Exercise directions: Retype every line of the material below character for character, omitting the pictures.

The input:
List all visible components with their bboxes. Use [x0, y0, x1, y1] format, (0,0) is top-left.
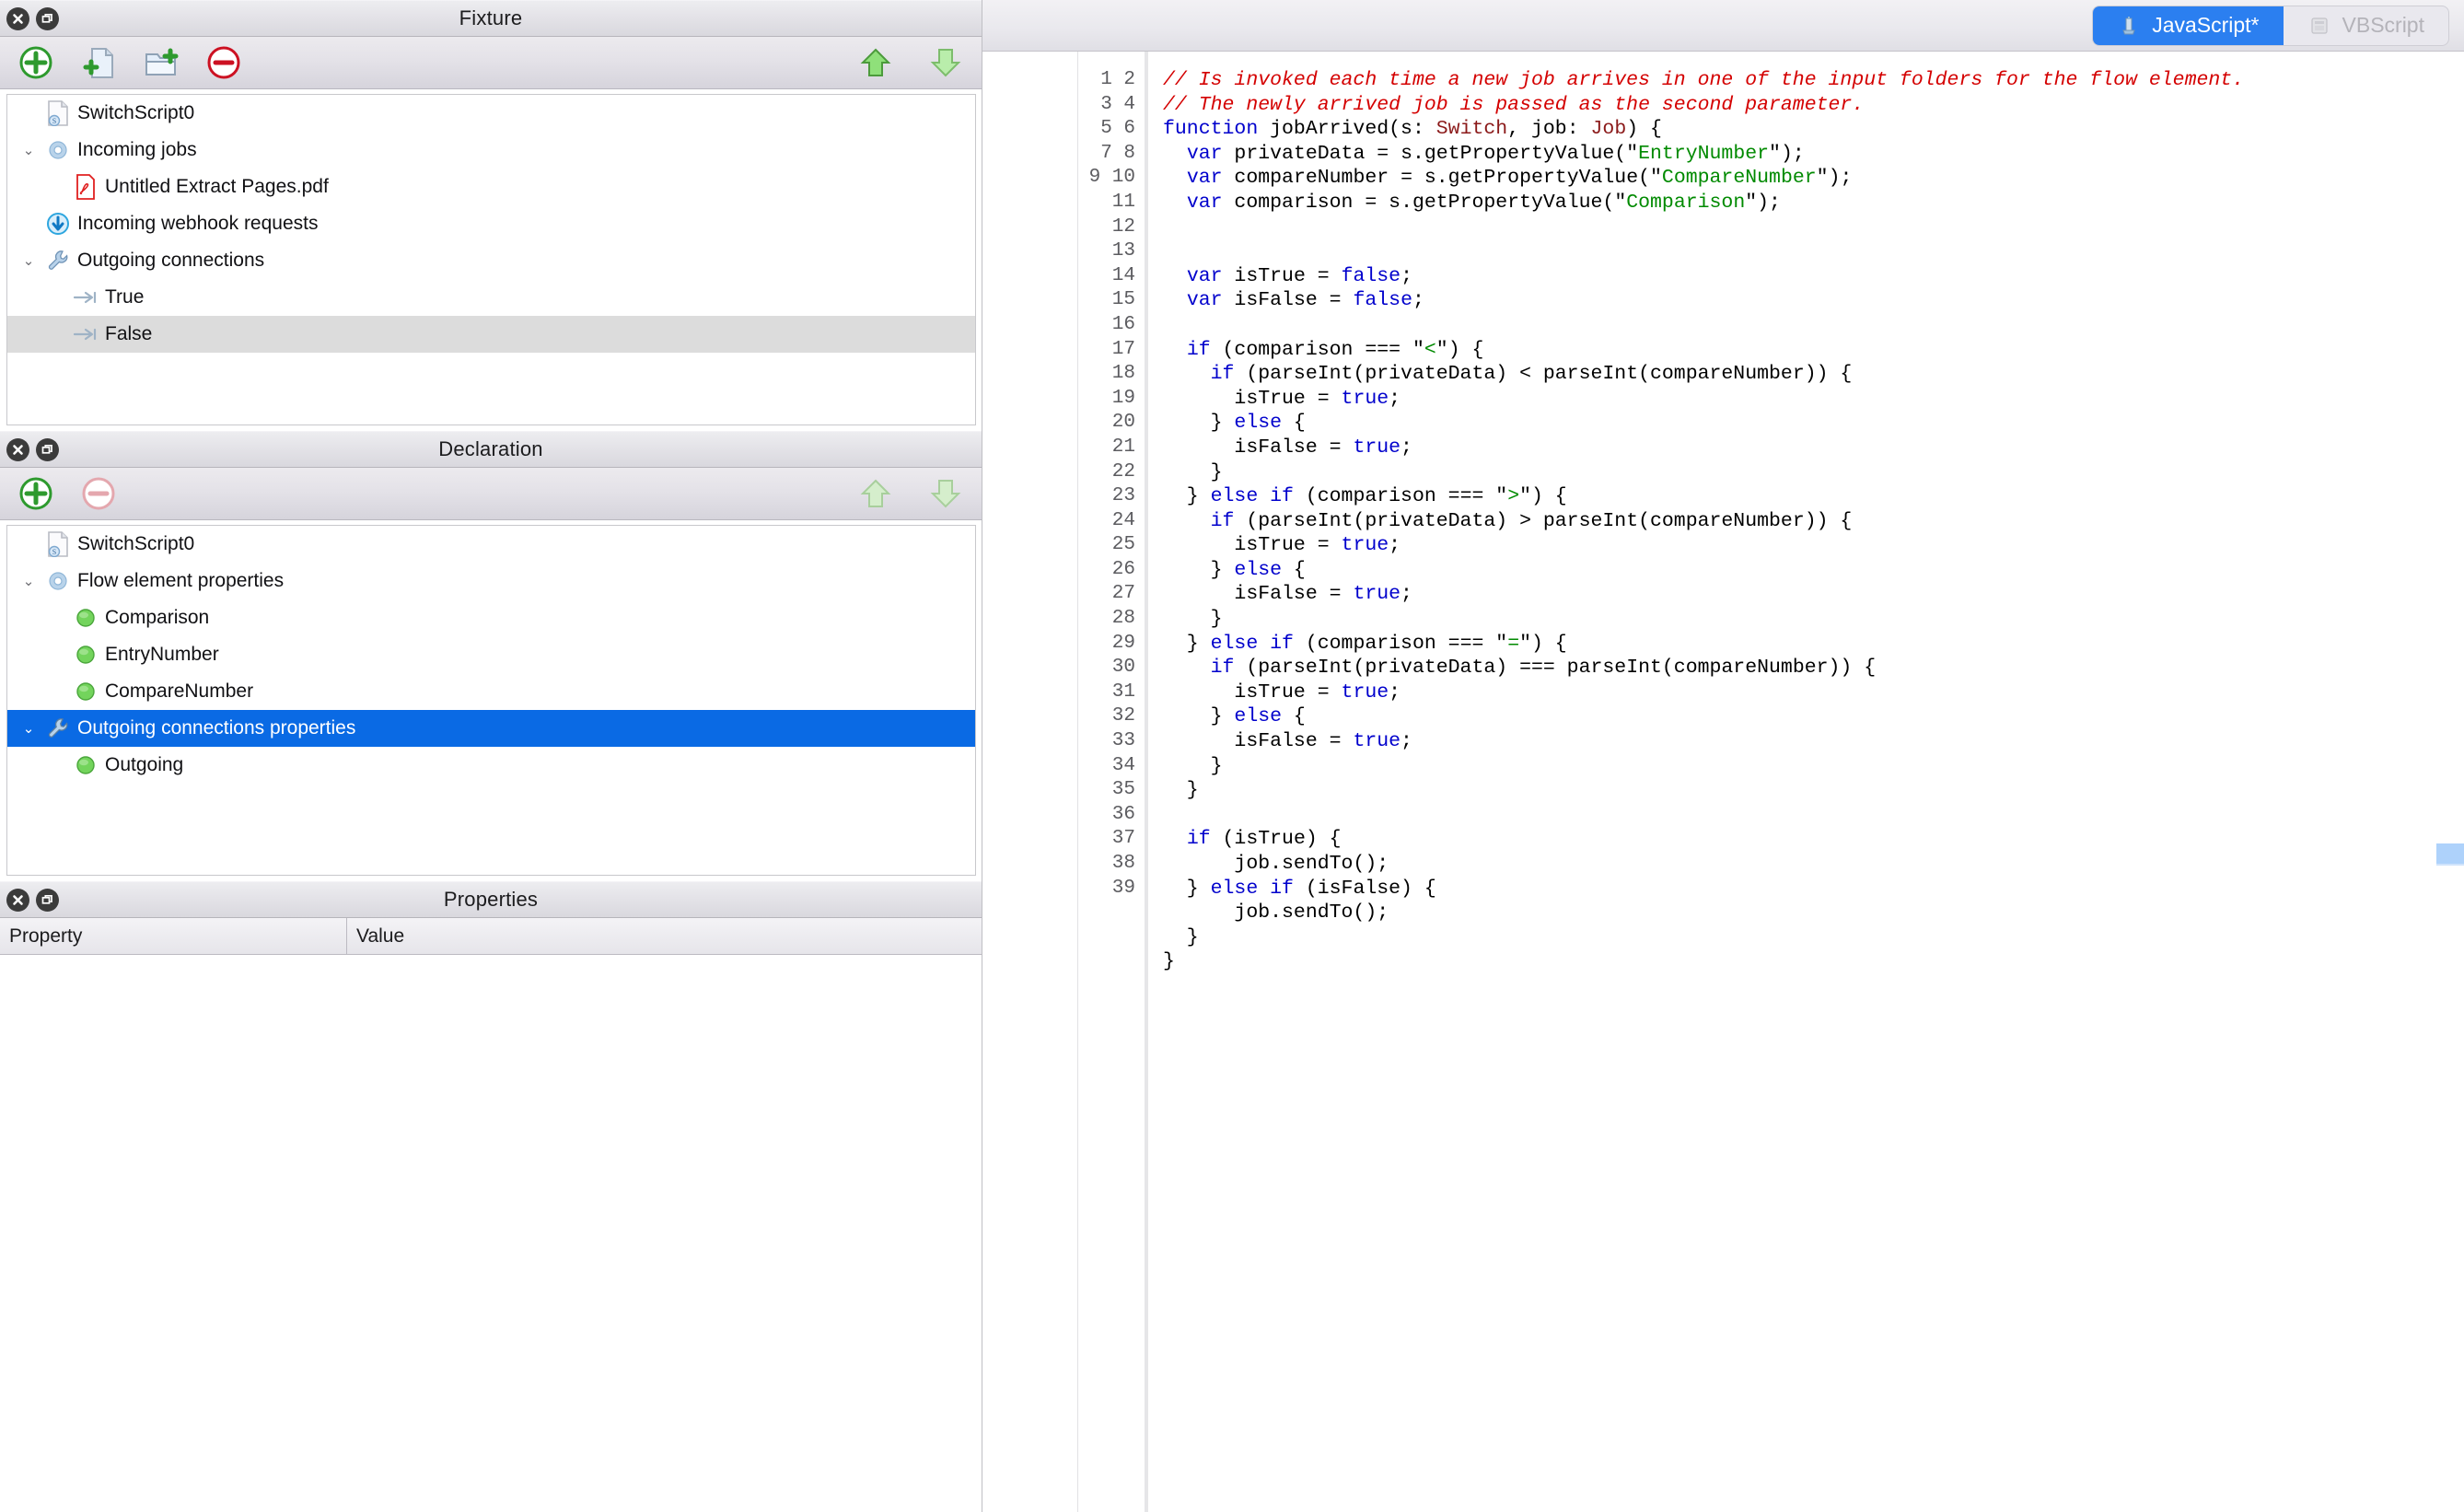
tree-row[interactable]: EntryNumber [7, 636, 975, 673]
tree-row[interactable]: Outgoing [7, 747, 975, 784]
tree-row[interactable]: False [7, 316, 975, 353]
script-file-icon: S [42, 100, 74, 126]
tree-row[interactable]: CompareNumber [7, 673, 975, 710]
left-panel-column: Fixture S SwitchScript0 ⌄ Incoming jobs … [0, 0, 982, 1512]
svg-text:S: S [52, 548, 56, 556]
tree-item-label: False [105, 323, 153, 344]
fixture-panel: Fixture S SwitchScript0 ⌄ Incoming jobs … [0, 0, 982, 431]
add-folder-icon[interactable] [142, 43, 180, 82]
editor-tab-group: JavaScript* VBScript [2092, 5, 2449, 46]
line-number-gutter: 1 2 3 4 5 6 7 8 9 10 11 12 13 14 15 16 1… [1078, 52, 1145, 1512]
tree-item-label: Outgoing connections [77, 250, 265, 271]
tree-item-label: True [105, 286, 145, 308]
tree-item-label: SwitchScript0 [77, 533, 195, 554]
wrench-icon [42, 249, 74, 273]
tree-item-label: Comparison [105, 607, 210, 628]
tree-row[interactable]: ⌄ Outgoing connections [7, 242, 975, 279]
svg-text:S: S [52, 117, 56, 125]
fixture-tree[interactable]: S SwitchScript0 ⌄ Incoming jobs Untitled… [6, 94, 976, 425]
javascript-icon [2117, 14, 2141, 38]
wrench-icon [42, 716, 74, 740]
add-icon[interactable] [17, 474, 55, 513]
remove-icon[interactable] [204, 43, 243, 82]
script-editor-pane: JavaScript* VBScript 1 2 3 4 5 6 7 8 9 1… [982, 0, 2464, 1512]
tree-row[interactable]: Untitled Extract Pages.pdf [7, 169, 975, 205]
code-text-area[interactable]: // Is invoked each time a new job arrive… [1148, 52, 2464, 1512]
gutter-margin [982, 52, 1078, 1512]
fixture-panel-title: Fixture [459, 6, 523, 29]
move-down-icon[interactable] [926, 43, 965, 82]
editor-tabbar: JavaScript* VBScript [982, 0, 2464, 52]
tree-item-label: Outgoing connections properties [77, 717, 356, 739]
chevron-down-icon[interactable]: ⌄ [15, 720, 42, 737]
tree-row[interactable]: S SwitchScript0 [7, 526, 975, 563]
chevron-down-icon[interactable]: ⌄ [15, 573, 42, 589]
chevron-down-icon[interactable]: ⌄ [15, 252, 42, 269]
tab-vbscript[interactable]: VBScript [2284, 6, 2448, 45]
webhook-download-icon [42, 212, 74, 236]
gear-icon [42, 569, 74, 593]
tree-row[interactable]: ⌄ Incoming jobs [7, 132, 975, 169]
pdf-file-icon [70, 174, 101, 200]
tree-item-label: SwitchScript0 [77, 102, 195, 123]
tree-row[interactable]: True [7, 279, 975, 316]
tree-row-selected[interactable]: ⌄ Outgoing connections properties [7, 710, 975, 747]
add-file-icon[interactable] [79, 43, 118, 82]
declaration-tree[interactable]: S SwitchScript0 ⌄ Flow element propertie… [6, 525, 976, 876]
green-bullet-icon [70, 607, 101, 629]
add-icon[interactable] [17, 43, 55, 82]
move-up-icon[interactable] [856, 43, 895, 82]
declaration-titlebar: Declaration [0, 431, 982, 468]
tree-row[interactable]: Incoming webhook requests [7, 205, 975, 242]
vbscript-icon [2307, 14, 2331, 38]
properties-panel-title: Properties [443, 888, 539, 911]
code-editor[interactable]: 1 2 3 4 5 6 7 8 9 10 11 12 13 14 15 16 1… [982, 52, 2464, 1512]
properties-titlebar: Properties [0, 881, 982, 918]
move-down-icon-disabled [930, 480, 961, 508]
green-bullet-icon [70, 754, 101, 776]
tree-row[interactable]: ⌄ Flow element properties [7, 563, 975, 599]
tree-item-label: Flow element properties [77, 570, 285, 591]
green-bullet-icon [70, 680, 101, 703]
tree-item-label: Incoming webhook requests [77, 213, 319, 234]
connection-arrow-icon [70, 327, 101, 342]
properties-table-header: Property Value [0, 918, 982, 955]
declaration-panel-title: Declaration [438, 437, 543, 460]
column-header-value[interactable]: Value [347, 918, 404, 954]
chevron-down-icon[interactable]: ⌄ [15, 142, 42, 158]
column-header-property[interactable]: Property [0, 918, 347, 954]
move-up-icon-disabled [860, 479, 891, 507]
tree-item-label: Outgoing [105, 754, 184, 775]
fixture-titlebar: Fixture [0, 0, 982, 37]
tree-row[interactable]: S SwitchScript0 [7, 95, 975, 132]
tab-javascript[interactable]: JavaScript* [2093, 6, 2284, 45]
fixture-toolbar [0, 37, 982, 89]
tree-item-label: Incoming jobs [77, 139, 197, 160]
declaration-toolbar [0, 468, 982, 520]
green-bullet-icon [70, 644, 101, 666]
remove-icon-disabled [82, 477, 115, 510]
declaration-panel: Declaration S SwitchScript0 ⌄ Flow eleme… [0, 431, 982, 881]
tab-label: JavaScript* [2152, 13, 2260, 37]
properties-table-body[interactable] [0, 955, 982, 1512]
tab-label: VBScript [2342, 13, 2424, 37]
scrollbar-marker[interactable] [2436, 843, 2464, 866]
tree-item-label: EntryNumber [105, 644, 219, 665]
tree-item-label: Untitled Extract Pages.pdf [105, 176, 329, 197]
properties-panel: Properties Property Value [0, 881, 982, 1512]
tree-item-label: CompareNumber [105, 680, 254, 702]
tree-row[interactable]: Comparison [7, 599, 975, 636]
connection-arrow-icon [70, 290, 101, 305]
gear-icon [42, 138, 74, 162]
script-file-icon: S [42, 531, 74, 557]
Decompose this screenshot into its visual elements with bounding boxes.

Solution for this problem:
List all visible components with their bboxes. Use [x0, y0, x1, y1] format, (0,0) is top-left.
tree-row[interactable]: EntryNumber [7, 636, 975, 673]
tree-row[interactable]: Outgoing [7, 747, 975, 784]
tree-row[interactable]: False [7, 316, 975, 353]
script-file-icon: S [42, 100, 74, 126]
tree-row[interactable]: CompareNumber [7, 673, 975, 710]
left-panel-column: Fixture S SwitchScript0 ⌄ Incoming jobs … [0, 0, 982, 1512]
svg-text:S: S [52, 548, 56, 556]
tree-item-label: False [105, 323, 153, 344]
fixture-panel: Fixture S SwitchScript0 ⌄ Incoming jobs … [0, 0, 982, 431]
add-folder-icon[interactable] [142, 43, 180, 82]
editor-tab-group: JavaScript* VBScript [2092, 5, 2449, 46]
line-number-gutter: 1 2 3 4 5 6 7 8 9 10 11 12 13 14 15 16 1… [1078, 52, 1145, 1512]
tree-item-label: Outgoing connections [77, 250, 265, 271]
tree-item-label: True [105, 286, 145, 308]
tree-item-label: SwitchScript0 [77, 533, 195, 554]
wrench-icon [42, 249, 74, 273]
tree-item-label: Comparison [105, 607, 210, 628]
tree-row[interactable]: ⌄ Outgoing connections [7, 242, 975, 279]
svg-text:S: S [52, 117, 56, 125]
fixture-tree[interactable]: S SwitchScript0 ⌄ Incoming jobs Untitled… [6, 94, 976, 425]
javascript-icon [2117, 14, 2141, 38]
wrench-icon [42, 716, 74, 740]
add-icon[interactable] [17, 474, 55, 513]
remove-icon[interactable] [204, 43, 243, 82]
script-editor-pane: JavaScript* VBScript 1 2 3 4 5 6 7 8 9 1… [982, 0, 2464, 1512]
tree-row[interactable]: Untitled Extract Pages.pdf [7, 169, 975, 205]
code-text-area[interactable]: // Is invoked each time a new job arrive… [1148, 52, 2464, 1512]
gutter-margin [982, 52, 1078, 1512]
fixture-panel-title: Fixture [459, 6, 523, 29]
move-down-icon[interactable] [926, 43, 965, 82]
editor-tabbar: JavaScript* VBScript [982, 0, 2464, 52]
tree-item-label: Outgoing connections properties [77, 717, 356, 739]
chevron-down-icon[interactable]: ⌄ [15, 720, 42, 737]
tree-row[interactable]: S SwitchScript0 [7, 526, 975, 563]
chevron-down-icon[interactable]: ⌄ [15, 573, 42, 589]
chevron-down-icon[interactable]: ⌄ [15, 252, 42, 269]
tab-vbscript[interactable]: VBScript [2284, 6, 2448, 45]
webhook-download-icon [42, 212, 74, 236]
gear-icon [42, 569, 74, 593]
tree-row[interactable]: ⌄ Incoming jobs [7, 132, 975, 169]
pdf-file-icon [70, 174, 101, 200]
tree-item-label: SwitchScript0 [77, 102, 195, 123]
tree-row[interactable]: True [7, 279, 975, 316]
tree-row-selected[interactable]: ⌄ Outgoing connections properties [7, 710, 975, 747]
add-file-icon[interactable] [79, 43, 118, 82]
declaration-tree[interactable]: S SwitchScript0 ⌄ Flow element propertie… [6, 525, 976, 876]
green-bullet-icon [70, 607, 101, 629]
add-icon[interactable] [17, 43, 55, 82]
move-up-icon[interactable] [856, 43, 895, 82]
declaration-titlebar: Declaration [0, 431, 982, 468]
tree-row[interactable]: Incoming webhook requests [7, 205, 975, 242]
vbscript-icon [2307, 14, 2331, 38]
properties-panel-title: Properties [443, 888, 539, 911]
code-editor[interactable]: 1 2 3 4 5 6 7 8 9 10 11 12 13 14 15 16 1… [982, 52, 2464, 1512]
properties-titlebar: Properties [0, 881, 982, 918]
move-down-icon-disabled [930, 480, 961, 508]
green-bullet-icon [70, 754, 101, 776]
tree-row[interactable]: ⌄ Flow element properties [7, 563, 975, 599]
tree-item-label: Flow element properties [77, 570, 285, 591]
green-bullet-icon [70, 680, 101, 703]
tree-item-label: Incoming webhook requests [77, 213, 319, 234]
connection-arrow-icon [70, 327, 101, 342]
properties-table-header: Property Value [0, 918, 982, 955]
declaration-panel-title: Declaration [438, 437, 543, 460]
column-header-value[interactable]: Value [347, 918, 404, 954]
chevron-down-icon[interactable]: ⌄ [15, 142, 42, 158]
column-header-property[interactable]: Property [0, 918, 347, 954]
move-up-icon-disabled [860, 479, 891, 507]
tree-item-label: Outgoing [105, 754, 184, 775]
fixture-titlebar: Fixture [0, 0, 982, 37]
tree-row[interactable]: S SwitchScript0 [7, 95, 975, 132]
tab-javascript[interactable]: JavaScript* [2093, 6, 2284, 45]
fixture-toolbar [0, 37, 982, 89]
tree-item-label: Incoming jobs [77, 139, 197, 160]
declaration-toolbar [0, 468, 982, 520]
green-bullet-icon [70, 644, 101, 666]
remove-icon-disabled [82, 477, 115, 510]
declaration-panel: Declaration S SwitchScript0 ⌄ Flow eleme… [0, 431, 982, 881]
tab-label: JavaScript* [2152, 13, 2260, 37]
properties-table-body[interactable] [0, 955, 982, 1512]
tab-label: VBScript [2342, 13, 2424, 37]
scrollbar-marker[interactable] [2436, 843, 2464, 866]
tree-item-label: EntryNumber [105, 644, 219, 665]
tree-item-label: Untitled Extract Pages.pdf [105, 176, 329, 197]
properties-panel: Properties Property Value [0, 881, 982, 1512]
tree-item-label: CompareNumber [105, 680, 254, 702]
tree-row[interactable]: Comparison [7, 599, 975, 636]
connection-arrow-icon [70, 290, 101, 305]
gear-icon [42, 138, 74, 162]
script-file-icon: S [42, 531, 74, 557]
Decompose this screenshot into its visual elements with bounding boxes.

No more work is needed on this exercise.